§ WORK REQUIRED: Exactly repeat the material, dropping only the pictures.
[BEGIN MATERIAL FOR THIS TASK]
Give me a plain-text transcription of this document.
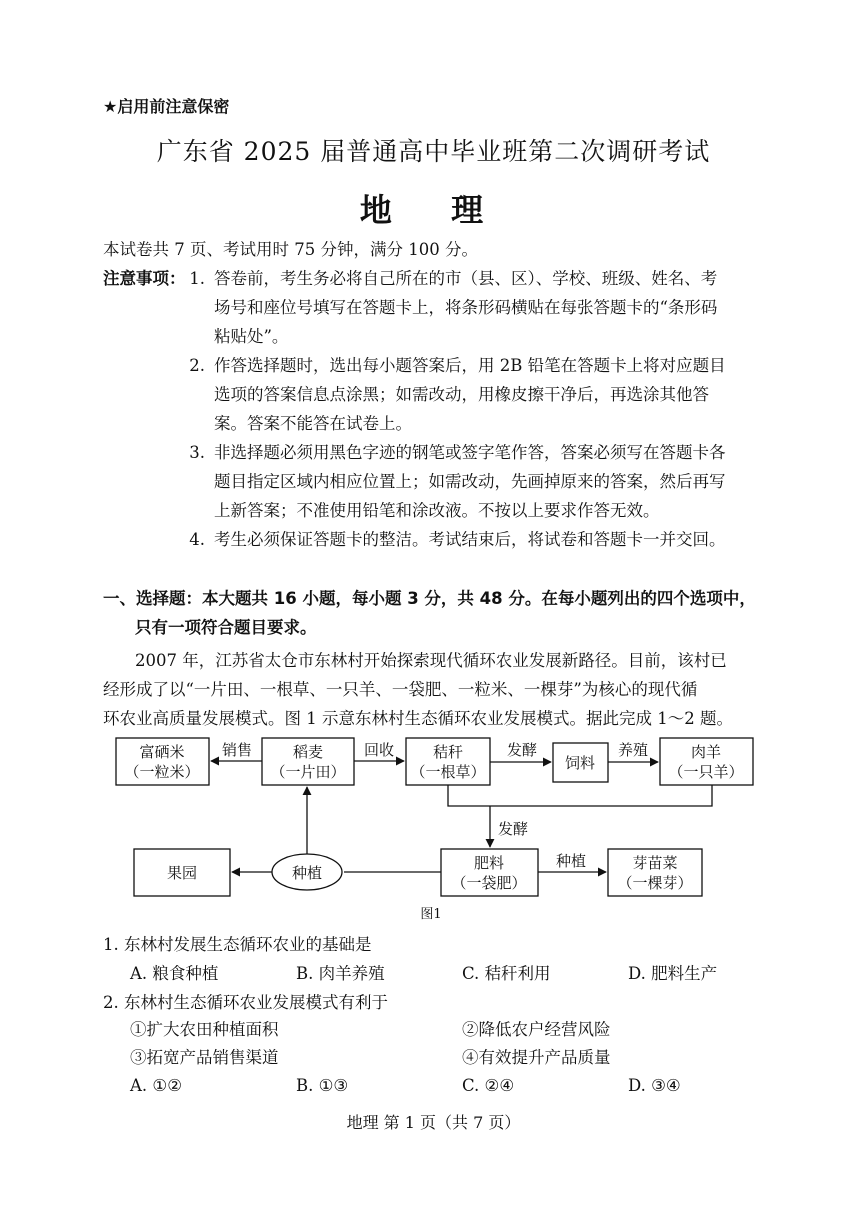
★启用前注意保密
广东省 2025 届普通高中毕业班第二次调研考试
地 理
本试卷共 7 页、考试用时 75 分钟，满分 100 分。
注意事项： 1. 答卷前，考生务必将自己所在的市（县、区）、学校、班级、姓名、考
场号和座位号填写在答题卡上，将条形码横贴在每张答题卡的“条形码
粘贴处”。
2. 作答选择题时，选出每小题答案后，用 2B 铅笔在答题卡上将对应题目
选项的答案信息点涂黑；如需改动，用橡皮擦干净后，再选涂其他答
案。答案不能答在试卷上。
3. 非选择题必须用黑色字迹的钢笔或签字笔作答，答案必须写在答题卡各
题目指定区域内相应位置上；如需改动，先画掉原来的答案，然后再写
上新答案；不准使用铅笔和涂改液。不按以上要求作答无效。
4. 考生必须保证答题卡的整洁。考试结束后，将试卷和答题卡一并交回。
一、选择题：本大题共 16 小题，每小题 3 分，共 48 分。在每小题列出的四个选项中，
只有一项符合题目要求。
2007 年，江苏省太仓市东林村开始探索现代循环农业发展新路径。目前，该村已
经形成了以“一片田、一根草、一只羊、一袋肥、一粒米、一棵芽”为核心的现代循
环农业高质量发展模式。图 1 示意东林村生态循环农业发展模式。据此完成 1～2 题。
富硒米
（一粒米）
稻麦
（一片田）
秸秆
（一根草）	饲料
肉羊
（一只羊）
果园	种植
肥料
（一袋肥）
芽苗菜
（一棵芽）
销售	回收	发酵	养殖
发酵
种植
图1
1. 东林村发展生态循环农业的基础是
A. 粮食种植	B. 肉羊养殖	C. 秸秆利用	D. 肥料生产
2. 东林村生态循环农业发展模式有利于
①扩大农田种植面积	②降低农户经营风险
③拓宽产品销售渠道	④有效提升产品质量
A. ①②	B. ①③	C. ②④	D. ③④
地理 第 1 页（共 7 页）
[END MATERIAL FOR THIS TASK]
§ EXERCISE SOLUTION:
Give me a plain-text transcription of this document.
★启用前注意保密
广东省 2025 届普通高中毕业班第二次调研考试
地 理
本试卷共 7 页、考试用时 75 分钟，满分 100 分。
注意事项： 1. 答卷前，考生务必将自己所在的市（县、区）、学校、班级、姓名、考
场号和座位号填写在答题卡上，将条形码横贴在每张答题卡的“条形码
粘贴处”。
2. 作答选择题时，选出每小题答案后，用 2B 铅笔在答题卡上将对应题目
选项的答案信息点涂黑；如需改动，用橡皮擦干净后，再选涂其他答
案。答案不能答在试卷上。
3. 非选择题必须用黑色字迹的钢笔或签字笔作答，答案必须写在答题卡各
题目指定区域内相应位置上；如需改动，先画掉原来的答案，然后再写
上新答案；不准使用铅笔和涂改液。不按以上要求作答无效。
4. 考生必须保证答题卡的整洁。考试结束后，将试卷和答题卡一并交回。
一、选择题：本大题共 16 小题，每小题 3 分，共 48 分。在每小题列出的四个选项中，
只有一项符合题目要求。
2007 年，江苏省太仓市东林村开始探索现代循环农业发展新路径。目前，该村已
经形成了以“一片田、一根草、一只羊、一袋肥、一粒米、一棵芽”为核心的现代循
环农业高质量发展模式。图 1 示意东林村生态循环农业发展模式。据此完成 1～2 题。
富硒米
（一粒米）
稻麦
（一片田）
秸秆
（一根草）	饲料
肉羊
（一只羊）
果园	种植
肥料
（一袋肥）
芽苗菜
（一棵芽）
销售	回收	发酵	养殖
发酵
种植
图1
1. 东林村发展生态循环农业的基础是
A. 粮食种植	B. 肉羊养殖	C. 秸秆利用	D. 肥料生产
2. 东林村生态循环农业发展模式有利于
①扩大农田种植面积	②降低农户经营风险
③拓宽产品销售渠道	④有效提升产品质量
A. ①②	B. ①③	C. ②④	D. ③④
地理 第 1 页（共 7 页）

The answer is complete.